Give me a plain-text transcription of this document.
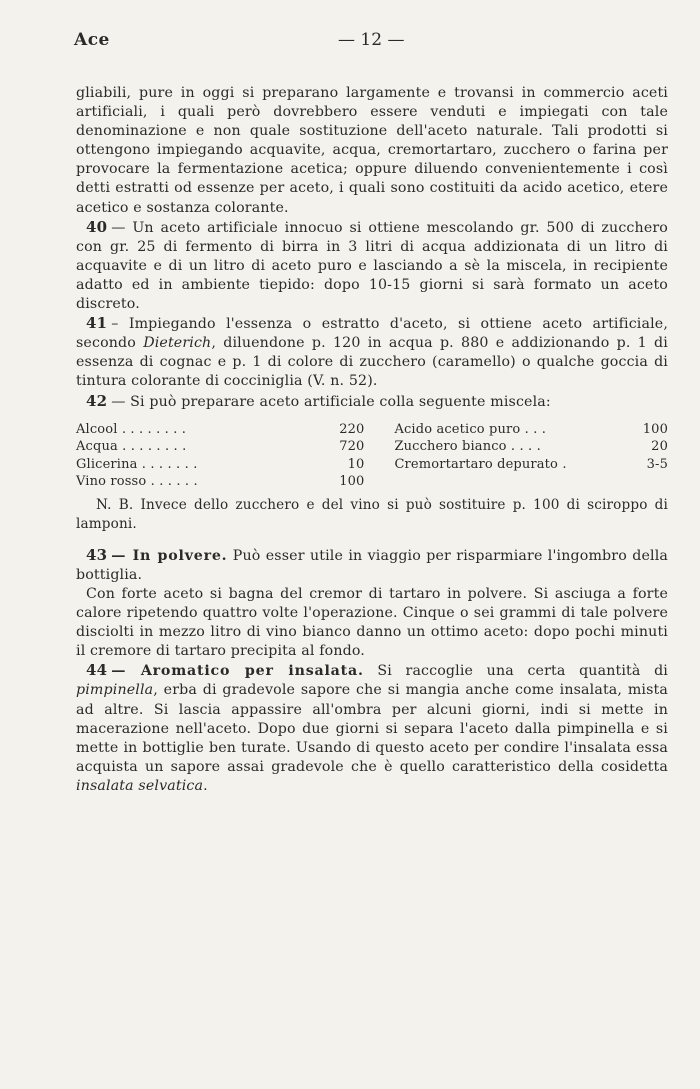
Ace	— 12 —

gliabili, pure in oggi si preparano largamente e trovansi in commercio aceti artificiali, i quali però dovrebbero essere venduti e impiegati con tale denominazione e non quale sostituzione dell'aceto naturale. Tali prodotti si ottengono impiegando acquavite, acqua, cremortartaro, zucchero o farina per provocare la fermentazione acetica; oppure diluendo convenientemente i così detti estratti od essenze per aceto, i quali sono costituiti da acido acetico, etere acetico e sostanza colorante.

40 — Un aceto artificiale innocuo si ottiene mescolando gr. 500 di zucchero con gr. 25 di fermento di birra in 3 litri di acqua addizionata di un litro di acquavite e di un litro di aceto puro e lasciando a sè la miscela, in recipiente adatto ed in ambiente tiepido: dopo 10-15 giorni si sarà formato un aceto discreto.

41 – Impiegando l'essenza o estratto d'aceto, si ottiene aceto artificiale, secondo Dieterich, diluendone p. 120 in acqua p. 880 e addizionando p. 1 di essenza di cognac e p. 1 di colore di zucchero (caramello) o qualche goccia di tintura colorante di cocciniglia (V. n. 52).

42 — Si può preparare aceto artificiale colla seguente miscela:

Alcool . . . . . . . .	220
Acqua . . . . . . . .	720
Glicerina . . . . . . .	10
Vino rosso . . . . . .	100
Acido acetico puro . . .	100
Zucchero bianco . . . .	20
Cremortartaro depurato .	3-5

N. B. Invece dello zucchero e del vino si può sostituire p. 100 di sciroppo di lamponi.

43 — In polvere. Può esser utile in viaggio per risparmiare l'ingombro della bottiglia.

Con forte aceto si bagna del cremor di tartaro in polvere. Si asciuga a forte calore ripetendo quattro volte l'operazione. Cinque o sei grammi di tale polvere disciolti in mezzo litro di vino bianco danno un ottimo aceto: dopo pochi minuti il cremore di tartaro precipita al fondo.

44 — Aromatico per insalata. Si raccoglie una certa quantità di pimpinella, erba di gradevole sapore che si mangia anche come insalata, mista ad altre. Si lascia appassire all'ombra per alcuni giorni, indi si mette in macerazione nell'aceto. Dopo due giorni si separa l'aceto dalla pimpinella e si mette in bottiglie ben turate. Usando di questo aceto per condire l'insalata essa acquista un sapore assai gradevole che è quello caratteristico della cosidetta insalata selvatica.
···
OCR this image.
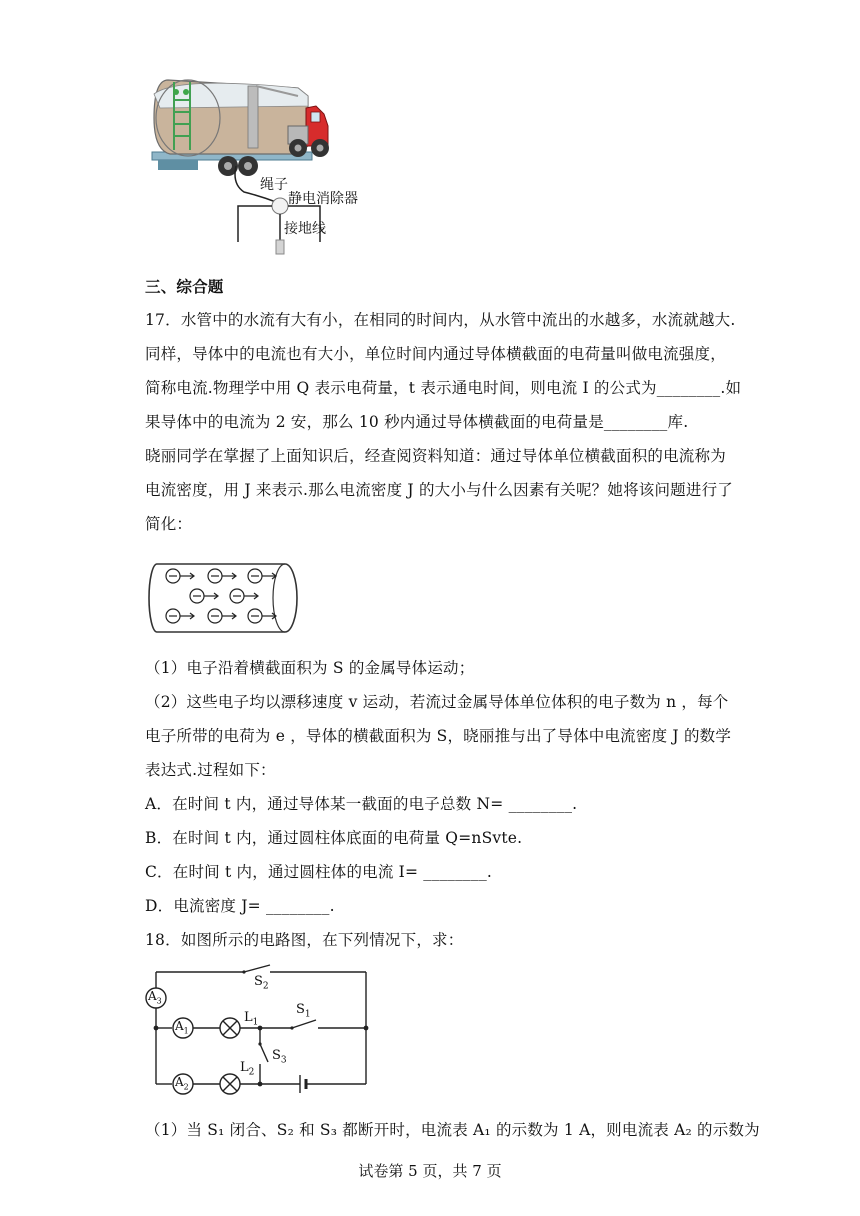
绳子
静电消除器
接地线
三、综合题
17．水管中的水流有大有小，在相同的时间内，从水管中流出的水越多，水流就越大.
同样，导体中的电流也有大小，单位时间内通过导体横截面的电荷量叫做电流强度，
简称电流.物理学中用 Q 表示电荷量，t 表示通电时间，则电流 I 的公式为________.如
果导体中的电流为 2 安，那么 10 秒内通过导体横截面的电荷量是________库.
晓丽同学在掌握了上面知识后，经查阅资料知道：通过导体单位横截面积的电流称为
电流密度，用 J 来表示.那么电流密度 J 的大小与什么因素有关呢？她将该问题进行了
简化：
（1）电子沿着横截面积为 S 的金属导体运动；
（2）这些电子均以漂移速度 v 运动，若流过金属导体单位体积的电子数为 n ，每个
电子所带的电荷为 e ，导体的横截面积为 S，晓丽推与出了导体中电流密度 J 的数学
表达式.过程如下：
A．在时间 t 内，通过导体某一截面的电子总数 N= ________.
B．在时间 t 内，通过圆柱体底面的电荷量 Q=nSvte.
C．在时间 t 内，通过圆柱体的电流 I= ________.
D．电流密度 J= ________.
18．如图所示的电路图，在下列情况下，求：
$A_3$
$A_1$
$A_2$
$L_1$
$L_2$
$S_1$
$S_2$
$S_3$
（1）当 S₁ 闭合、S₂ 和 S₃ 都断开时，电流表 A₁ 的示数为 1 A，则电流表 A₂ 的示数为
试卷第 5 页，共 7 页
···
For each line above that contains the word "bianco", copy that line.

Result of this task –
Zucchero bianco . . . .	20
Con forte aceto si bagna del cremor di tartaro in polvere. Si asciuga a forte calore ripetendo quattro volte l'operazione. Cinque o sei grammi di tale polvere disciolti in mezzo litro di vino bianco danno un ottimo aceto: dopo pochi minuti il cremore di tartaro precipita al fondo.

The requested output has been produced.